DIRECTIONS:
1) List every person the wildfire excerpt names, giving each name as it appears.
2) Answer the following from the wildfire excerpt.
(a) How contained was the Carr Fire early Wednesday, according to Cal Fire?
(b) How many missing persons reports did the Shasta County Sheriff's Office take in the early days of the fire?
(c) How many burglaries have been reported in evacuated neighborhoods?
3) Carry the wildfire excerpt forward from its final sentence.

EXCERPT TO READ:
>> Begin
Temperatures will soar into the lower 100s in many places, Norman said, and whipping winds will be "wildly fluctuating as the fires generate their own localized wind."

Here's a look at some of the most dangerous wildfires burning in the state now:

Carr Fire's destruction is 'like an atomic bomb'

Six people have died in this blaze, including three members of the same family.

The Carr Fire was 35% contained early Wednesday, Cal Fire said.

The fire was still active in certain spots in the afternoon, but was not running toward communities, Cal Fire's Steve Moore said.

Incident Commander Brett Gouvea said weather was helping.

"We are starting to see more successes than losses on this fire," Gouvea said.

Redding police said everyone reported missing in Shasta County had been found. The Shasta County Sheriff's Office said it took 60 missing persons reports in the early days of the fire.

Josh Lister and his family lost their home and belongings after the fire swept through Redding, a city of almost 100,000 people.

"It was a firestorm when we left," Lister said.

Afterward, he was stunned to see the devastation in his neighborhood.

"It looked like an atomic bomb went off," he said.

The Redding Police Department has made "many, many arrests" in connection with looting, Chief Roger Moore said Wednesday. Seventeen burglaries have been reported in evacuated neighborhoods.
>> End
SUPPLIED DATA:
>> Begin
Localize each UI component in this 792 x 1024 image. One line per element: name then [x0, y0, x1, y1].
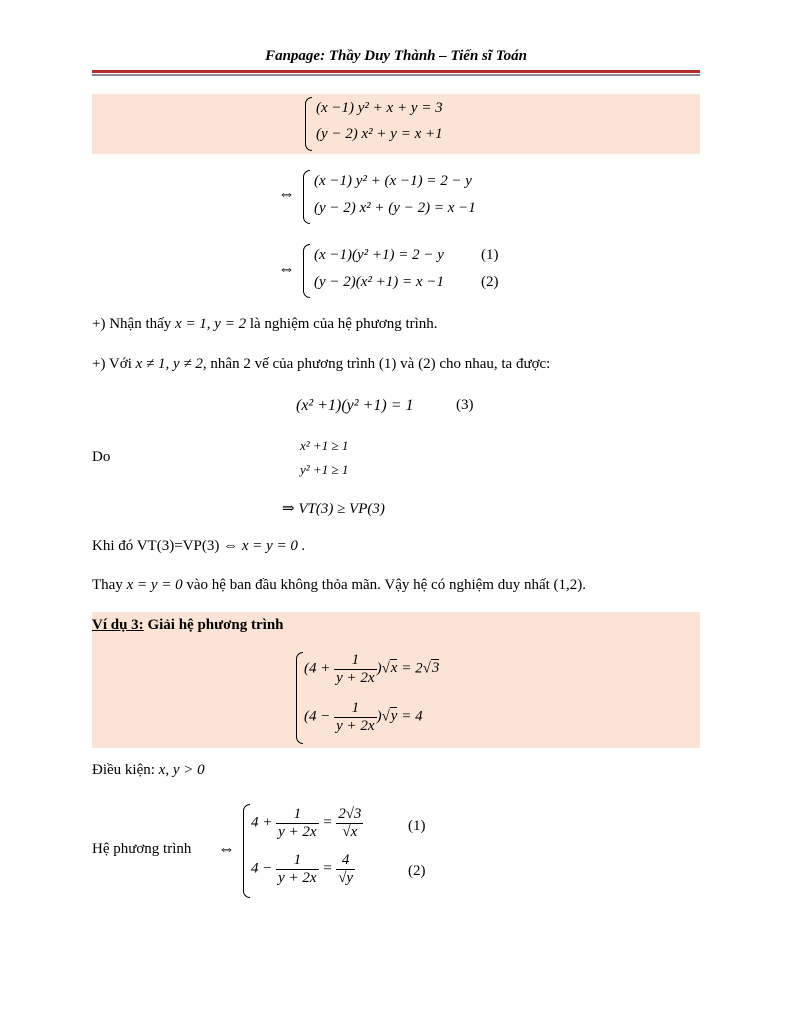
>> End
>> Begin
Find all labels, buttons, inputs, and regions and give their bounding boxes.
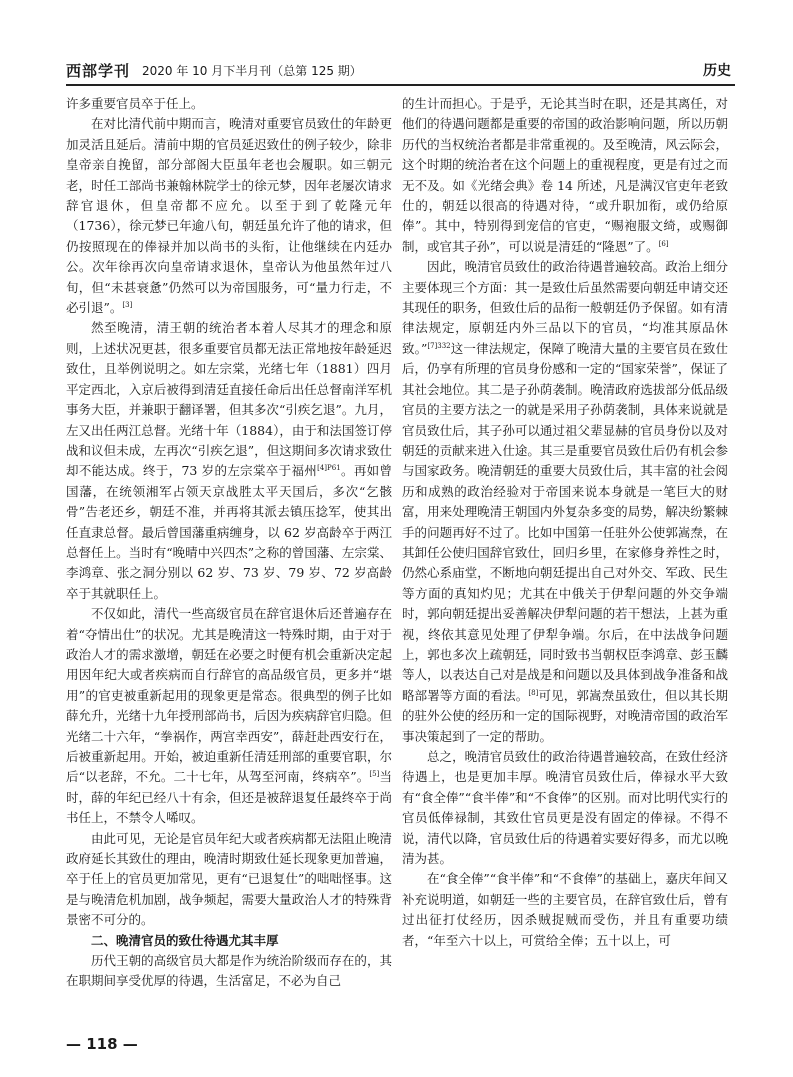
>> End
TASK-BY-TASK ANSWERS:
1)
Norman
Steve Moore
Brett Gouvea
Josh Lister
Roger Moore

2)
(a) It was 35% contained.
(b) It took 60 missing persons reports.
(c) Seventeen burglaries have been reported.

3)
The Carr Fire is so large and intense that it created its own localized weather system, making it difficult to predict which way the blaze will spread.

More than 4,000 fire personnel are battling the flames, but triple-digit heat, shifting winds, dry fuel and steep terrain are working against them, officials said. Roughly 15,000 residents have been evacuated.

The flames were sparked July 23 by the mechanical failure of a vehicle, Cal Fire said. Since then, it has destroyed more than 1,018 homes.

Highway 299 remains closed in fire-affected areas as crews clear debris.

Relief crews came from other areas to Redding on Wednesday so firefighters could be together and grieve the death of colleague Jeremy Stoke, Chief Cullen Kreider said.

Ferguson Fire kills 2 people

After 20 days of destruction, the Ferguson Fire in central California was only 39% contained as of Wednesday.

Two people have been killed in the fire, but no houses have been damaged or destroyed, fire officials said -- although about 2,800 structures are threatened.

A huge problem facing firefighters is that the flames are largely burning in steep, inaccessible terrain.

Unlike the Carr Fire, authorities don't know what started the Ferguson Fire, which has now engulfed nearly 63,000 acres.

Mendocino Complex

The Ranch and River fires, collectively called the Mendocino Complex, are blazing in and near the southeast corner of the Mendocino National Forest, northwest of Sacramento. Together the fires have burned nearly 95,000 acres and are 24% contained.

As many as 14,600 residents have been evacuated, fire officials said, and more than 12,000 structures are threatened.

Wildfires 'we have historically never seen' before

In the past several days, smoke from the California wildfires has stretched all the way to Oklahoma.

And California has already spent a quarter of its firefighting budget for the year in the month of July.

Cal Fire spokesman Jonathan Cox said the intensity of this summer's wildfires is historic.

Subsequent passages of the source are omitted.